## ASSIGNMENT
Consider the entries given below. Count the lines that include "plain" and give only the count.

☆ ☆ ☆ ☆ ☆ ☆ ☆

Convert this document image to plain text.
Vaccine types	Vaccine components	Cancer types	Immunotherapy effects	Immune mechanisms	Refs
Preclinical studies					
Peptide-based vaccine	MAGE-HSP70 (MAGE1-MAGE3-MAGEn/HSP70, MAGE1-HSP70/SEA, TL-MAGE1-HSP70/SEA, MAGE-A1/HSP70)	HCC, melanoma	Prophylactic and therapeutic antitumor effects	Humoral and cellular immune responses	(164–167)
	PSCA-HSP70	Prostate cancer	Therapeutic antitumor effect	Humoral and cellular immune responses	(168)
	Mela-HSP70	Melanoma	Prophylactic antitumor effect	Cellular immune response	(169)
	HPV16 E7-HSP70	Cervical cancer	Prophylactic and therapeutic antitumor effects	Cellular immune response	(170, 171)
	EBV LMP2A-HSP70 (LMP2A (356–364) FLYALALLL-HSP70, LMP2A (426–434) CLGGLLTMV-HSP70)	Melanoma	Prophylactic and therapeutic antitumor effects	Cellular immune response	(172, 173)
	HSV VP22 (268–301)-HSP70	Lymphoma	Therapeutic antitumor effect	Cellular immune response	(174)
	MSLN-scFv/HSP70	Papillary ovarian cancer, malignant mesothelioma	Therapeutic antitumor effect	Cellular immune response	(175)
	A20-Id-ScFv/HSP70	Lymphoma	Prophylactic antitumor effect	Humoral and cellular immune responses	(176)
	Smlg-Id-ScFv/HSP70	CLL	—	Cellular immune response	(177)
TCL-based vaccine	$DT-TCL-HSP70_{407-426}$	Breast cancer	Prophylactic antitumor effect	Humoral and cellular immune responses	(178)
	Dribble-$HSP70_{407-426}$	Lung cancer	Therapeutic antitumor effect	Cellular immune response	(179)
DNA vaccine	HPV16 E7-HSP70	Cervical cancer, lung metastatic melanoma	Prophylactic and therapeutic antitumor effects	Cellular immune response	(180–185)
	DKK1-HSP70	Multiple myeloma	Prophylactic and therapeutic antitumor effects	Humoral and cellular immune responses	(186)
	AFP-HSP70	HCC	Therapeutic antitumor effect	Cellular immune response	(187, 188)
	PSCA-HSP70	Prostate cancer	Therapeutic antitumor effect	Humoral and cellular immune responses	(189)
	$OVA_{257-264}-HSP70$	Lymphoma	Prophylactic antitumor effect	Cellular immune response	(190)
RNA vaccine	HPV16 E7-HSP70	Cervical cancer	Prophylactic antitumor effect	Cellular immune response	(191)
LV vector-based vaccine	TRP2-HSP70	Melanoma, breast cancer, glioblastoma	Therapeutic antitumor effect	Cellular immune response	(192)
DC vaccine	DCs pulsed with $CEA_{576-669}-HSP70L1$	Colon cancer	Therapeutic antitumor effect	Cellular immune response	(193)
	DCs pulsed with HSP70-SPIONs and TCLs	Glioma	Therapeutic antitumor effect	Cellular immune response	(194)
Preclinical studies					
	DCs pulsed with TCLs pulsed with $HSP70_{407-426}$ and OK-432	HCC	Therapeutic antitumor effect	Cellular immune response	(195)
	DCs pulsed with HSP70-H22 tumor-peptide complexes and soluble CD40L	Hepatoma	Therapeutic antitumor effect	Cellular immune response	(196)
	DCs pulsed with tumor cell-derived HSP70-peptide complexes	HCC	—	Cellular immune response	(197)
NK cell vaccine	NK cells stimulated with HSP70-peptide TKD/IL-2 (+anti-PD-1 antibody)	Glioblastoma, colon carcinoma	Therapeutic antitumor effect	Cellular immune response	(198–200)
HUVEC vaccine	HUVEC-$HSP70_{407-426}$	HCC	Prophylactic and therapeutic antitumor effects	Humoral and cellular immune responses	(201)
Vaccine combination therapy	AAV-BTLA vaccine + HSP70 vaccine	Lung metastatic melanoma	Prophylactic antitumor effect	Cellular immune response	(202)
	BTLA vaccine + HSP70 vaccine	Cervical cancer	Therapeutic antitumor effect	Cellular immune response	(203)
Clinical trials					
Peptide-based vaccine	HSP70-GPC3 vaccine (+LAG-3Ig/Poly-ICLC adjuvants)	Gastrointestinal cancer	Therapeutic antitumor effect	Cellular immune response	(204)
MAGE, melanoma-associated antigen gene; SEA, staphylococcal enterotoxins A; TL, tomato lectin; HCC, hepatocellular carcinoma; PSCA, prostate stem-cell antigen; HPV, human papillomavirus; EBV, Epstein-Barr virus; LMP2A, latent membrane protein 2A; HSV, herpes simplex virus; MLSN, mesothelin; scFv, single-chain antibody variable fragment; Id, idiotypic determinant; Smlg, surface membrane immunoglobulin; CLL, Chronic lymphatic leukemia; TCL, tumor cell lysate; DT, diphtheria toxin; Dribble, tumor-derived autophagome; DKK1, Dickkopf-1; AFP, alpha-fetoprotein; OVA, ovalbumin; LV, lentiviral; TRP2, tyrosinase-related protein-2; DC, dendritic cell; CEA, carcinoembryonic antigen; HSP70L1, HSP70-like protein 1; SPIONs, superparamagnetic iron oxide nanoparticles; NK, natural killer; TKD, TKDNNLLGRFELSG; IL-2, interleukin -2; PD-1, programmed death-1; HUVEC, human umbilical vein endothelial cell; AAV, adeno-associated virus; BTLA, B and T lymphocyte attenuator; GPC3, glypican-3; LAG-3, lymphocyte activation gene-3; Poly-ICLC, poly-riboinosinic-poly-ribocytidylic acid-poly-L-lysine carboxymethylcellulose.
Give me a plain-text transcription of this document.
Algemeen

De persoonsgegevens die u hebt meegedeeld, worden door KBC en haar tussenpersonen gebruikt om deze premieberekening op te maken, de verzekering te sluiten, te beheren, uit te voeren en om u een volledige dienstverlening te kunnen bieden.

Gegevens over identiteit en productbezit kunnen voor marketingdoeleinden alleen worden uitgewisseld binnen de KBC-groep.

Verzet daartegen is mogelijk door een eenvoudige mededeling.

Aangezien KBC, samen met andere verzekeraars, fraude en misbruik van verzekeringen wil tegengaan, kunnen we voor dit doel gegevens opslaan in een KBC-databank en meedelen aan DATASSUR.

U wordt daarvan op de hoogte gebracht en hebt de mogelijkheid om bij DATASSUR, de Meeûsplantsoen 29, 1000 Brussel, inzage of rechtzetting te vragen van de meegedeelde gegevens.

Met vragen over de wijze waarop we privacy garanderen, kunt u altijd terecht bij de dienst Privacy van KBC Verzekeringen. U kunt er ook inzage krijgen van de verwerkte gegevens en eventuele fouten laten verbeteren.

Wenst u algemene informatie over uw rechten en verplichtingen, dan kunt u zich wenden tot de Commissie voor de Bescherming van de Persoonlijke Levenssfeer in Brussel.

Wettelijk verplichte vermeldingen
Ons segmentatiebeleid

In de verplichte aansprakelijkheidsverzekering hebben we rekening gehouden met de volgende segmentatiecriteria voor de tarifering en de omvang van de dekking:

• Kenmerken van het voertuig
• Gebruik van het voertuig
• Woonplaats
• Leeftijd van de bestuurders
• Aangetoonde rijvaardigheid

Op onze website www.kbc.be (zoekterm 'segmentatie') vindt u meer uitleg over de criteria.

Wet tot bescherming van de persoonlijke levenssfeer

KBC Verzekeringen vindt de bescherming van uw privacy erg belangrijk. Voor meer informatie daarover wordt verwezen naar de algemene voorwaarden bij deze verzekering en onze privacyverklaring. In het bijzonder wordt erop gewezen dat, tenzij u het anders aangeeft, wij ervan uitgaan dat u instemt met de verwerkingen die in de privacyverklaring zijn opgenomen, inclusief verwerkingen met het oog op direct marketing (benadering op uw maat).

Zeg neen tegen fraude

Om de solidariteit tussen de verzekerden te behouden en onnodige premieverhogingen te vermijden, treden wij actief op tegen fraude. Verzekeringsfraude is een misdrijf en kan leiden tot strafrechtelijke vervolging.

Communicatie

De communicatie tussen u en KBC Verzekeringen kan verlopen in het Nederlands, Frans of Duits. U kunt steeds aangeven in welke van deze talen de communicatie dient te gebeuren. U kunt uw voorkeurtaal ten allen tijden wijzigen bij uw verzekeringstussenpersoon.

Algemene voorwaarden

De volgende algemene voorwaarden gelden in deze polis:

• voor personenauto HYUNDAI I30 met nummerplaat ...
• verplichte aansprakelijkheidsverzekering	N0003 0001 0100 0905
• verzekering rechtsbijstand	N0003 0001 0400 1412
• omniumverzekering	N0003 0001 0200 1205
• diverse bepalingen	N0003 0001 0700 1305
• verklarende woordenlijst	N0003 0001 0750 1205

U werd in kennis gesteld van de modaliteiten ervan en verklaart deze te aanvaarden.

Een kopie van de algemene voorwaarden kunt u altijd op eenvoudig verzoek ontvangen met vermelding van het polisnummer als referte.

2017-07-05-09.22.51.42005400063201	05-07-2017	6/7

☆ ☆ ☆ ☆ ☆ ☆ ☆

## TASK OUTPUT
2